====== Source data
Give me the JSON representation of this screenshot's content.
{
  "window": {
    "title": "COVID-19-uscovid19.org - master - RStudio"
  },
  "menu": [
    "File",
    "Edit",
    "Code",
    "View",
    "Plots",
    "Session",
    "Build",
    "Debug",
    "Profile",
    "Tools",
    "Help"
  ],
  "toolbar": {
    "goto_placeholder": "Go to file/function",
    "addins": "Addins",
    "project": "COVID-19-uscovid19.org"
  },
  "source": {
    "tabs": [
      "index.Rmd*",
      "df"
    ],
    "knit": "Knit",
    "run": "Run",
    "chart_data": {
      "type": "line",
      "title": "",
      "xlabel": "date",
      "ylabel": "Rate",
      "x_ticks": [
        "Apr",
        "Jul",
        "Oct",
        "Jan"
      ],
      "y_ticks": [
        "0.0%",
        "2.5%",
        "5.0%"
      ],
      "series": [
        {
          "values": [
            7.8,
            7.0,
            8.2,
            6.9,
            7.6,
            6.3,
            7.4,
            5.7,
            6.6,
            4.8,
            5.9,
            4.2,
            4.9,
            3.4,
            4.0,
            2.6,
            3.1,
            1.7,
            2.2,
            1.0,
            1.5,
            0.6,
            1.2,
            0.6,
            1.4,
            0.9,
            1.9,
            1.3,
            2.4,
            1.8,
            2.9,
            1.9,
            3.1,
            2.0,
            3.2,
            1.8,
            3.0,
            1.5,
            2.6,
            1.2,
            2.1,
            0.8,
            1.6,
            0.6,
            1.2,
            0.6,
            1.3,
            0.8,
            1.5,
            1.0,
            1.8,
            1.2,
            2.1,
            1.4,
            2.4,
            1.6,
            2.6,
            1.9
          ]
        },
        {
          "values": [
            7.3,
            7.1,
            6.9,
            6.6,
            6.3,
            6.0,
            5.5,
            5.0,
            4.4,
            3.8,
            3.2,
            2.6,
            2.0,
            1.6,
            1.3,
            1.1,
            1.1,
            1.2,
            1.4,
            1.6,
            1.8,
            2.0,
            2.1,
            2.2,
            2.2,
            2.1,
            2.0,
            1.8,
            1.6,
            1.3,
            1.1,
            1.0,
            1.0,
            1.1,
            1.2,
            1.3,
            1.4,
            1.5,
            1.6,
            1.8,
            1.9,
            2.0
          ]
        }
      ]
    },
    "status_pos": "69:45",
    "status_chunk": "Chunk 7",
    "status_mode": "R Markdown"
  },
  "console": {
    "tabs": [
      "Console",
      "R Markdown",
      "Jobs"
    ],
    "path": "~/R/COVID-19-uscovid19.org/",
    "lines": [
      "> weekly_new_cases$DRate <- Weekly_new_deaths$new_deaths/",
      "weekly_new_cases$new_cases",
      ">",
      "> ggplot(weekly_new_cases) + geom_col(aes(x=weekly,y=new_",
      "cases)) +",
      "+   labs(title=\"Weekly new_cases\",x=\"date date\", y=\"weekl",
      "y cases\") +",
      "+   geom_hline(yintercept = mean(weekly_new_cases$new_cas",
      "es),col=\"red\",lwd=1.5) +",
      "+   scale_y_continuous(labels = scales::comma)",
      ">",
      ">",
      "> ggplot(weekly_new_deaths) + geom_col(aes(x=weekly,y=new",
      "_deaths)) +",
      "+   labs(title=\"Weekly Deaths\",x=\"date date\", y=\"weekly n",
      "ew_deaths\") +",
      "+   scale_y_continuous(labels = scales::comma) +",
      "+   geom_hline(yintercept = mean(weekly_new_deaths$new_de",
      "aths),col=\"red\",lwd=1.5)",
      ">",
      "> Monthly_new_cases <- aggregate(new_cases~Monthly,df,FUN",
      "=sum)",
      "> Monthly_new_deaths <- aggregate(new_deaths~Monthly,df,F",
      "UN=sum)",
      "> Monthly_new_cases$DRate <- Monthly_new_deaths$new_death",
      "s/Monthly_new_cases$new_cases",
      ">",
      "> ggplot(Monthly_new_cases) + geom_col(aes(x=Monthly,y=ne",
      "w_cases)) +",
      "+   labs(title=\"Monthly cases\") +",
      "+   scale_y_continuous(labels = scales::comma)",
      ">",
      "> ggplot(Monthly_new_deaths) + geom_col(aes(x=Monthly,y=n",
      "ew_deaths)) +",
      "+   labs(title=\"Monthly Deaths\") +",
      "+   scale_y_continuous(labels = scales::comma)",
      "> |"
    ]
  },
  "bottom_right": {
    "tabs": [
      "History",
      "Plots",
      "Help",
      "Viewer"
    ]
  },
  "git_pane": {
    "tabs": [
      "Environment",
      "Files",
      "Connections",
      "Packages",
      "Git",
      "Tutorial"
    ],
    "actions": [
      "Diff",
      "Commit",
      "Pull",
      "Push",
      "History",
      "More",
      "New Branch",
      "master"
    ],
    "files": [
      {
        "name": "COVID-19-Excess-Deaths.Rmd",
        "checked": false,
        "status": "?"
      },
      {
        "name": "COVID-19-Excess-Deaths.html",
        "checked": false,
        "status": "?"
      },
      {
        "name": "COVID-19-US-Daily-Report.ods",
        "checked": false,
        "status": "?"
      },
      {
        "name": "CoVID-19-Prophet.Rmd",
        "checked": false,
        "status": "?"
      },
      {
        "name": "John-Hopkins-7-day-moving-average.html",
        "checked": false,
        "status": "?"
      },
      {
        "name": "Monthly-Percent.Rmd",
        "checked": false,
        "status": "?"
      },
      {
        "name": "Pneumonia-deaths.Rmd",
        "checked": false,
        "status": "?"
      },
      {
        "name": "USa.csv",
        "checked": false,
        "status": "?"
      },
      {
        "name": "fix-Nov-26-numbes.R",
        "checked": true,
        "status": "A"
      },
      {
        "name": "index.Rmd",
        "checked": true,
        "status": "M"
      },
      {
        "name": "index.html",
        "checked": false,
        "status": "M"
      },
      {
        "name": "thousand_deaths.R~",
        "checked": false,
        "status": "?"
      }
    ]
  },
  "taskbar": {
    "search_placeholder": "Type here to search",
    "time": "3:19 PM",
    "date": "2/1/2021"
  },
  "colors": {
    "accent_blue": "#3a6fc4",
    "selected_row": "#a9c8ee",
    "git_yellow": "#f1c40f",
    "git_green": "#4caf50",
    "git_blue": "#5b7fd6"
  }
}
============
_Challenge_
Copy every line above that holds the word "ggplot".

_Correct output_
      "> ggplot(weekly_new_cases) + geom_col(aes(x=weekly,y=new_",
      "> ggplot(weekly_new_deaths) + geom_col(aes(x=weekly,y=new",
      "> ggplot(Monthly_new_cases) + geom_col(aes(x=Monthly,y=ne",
      "> ggplot(Monthly_new_deaths) + geom_col(aes(x=Monthly,y=n",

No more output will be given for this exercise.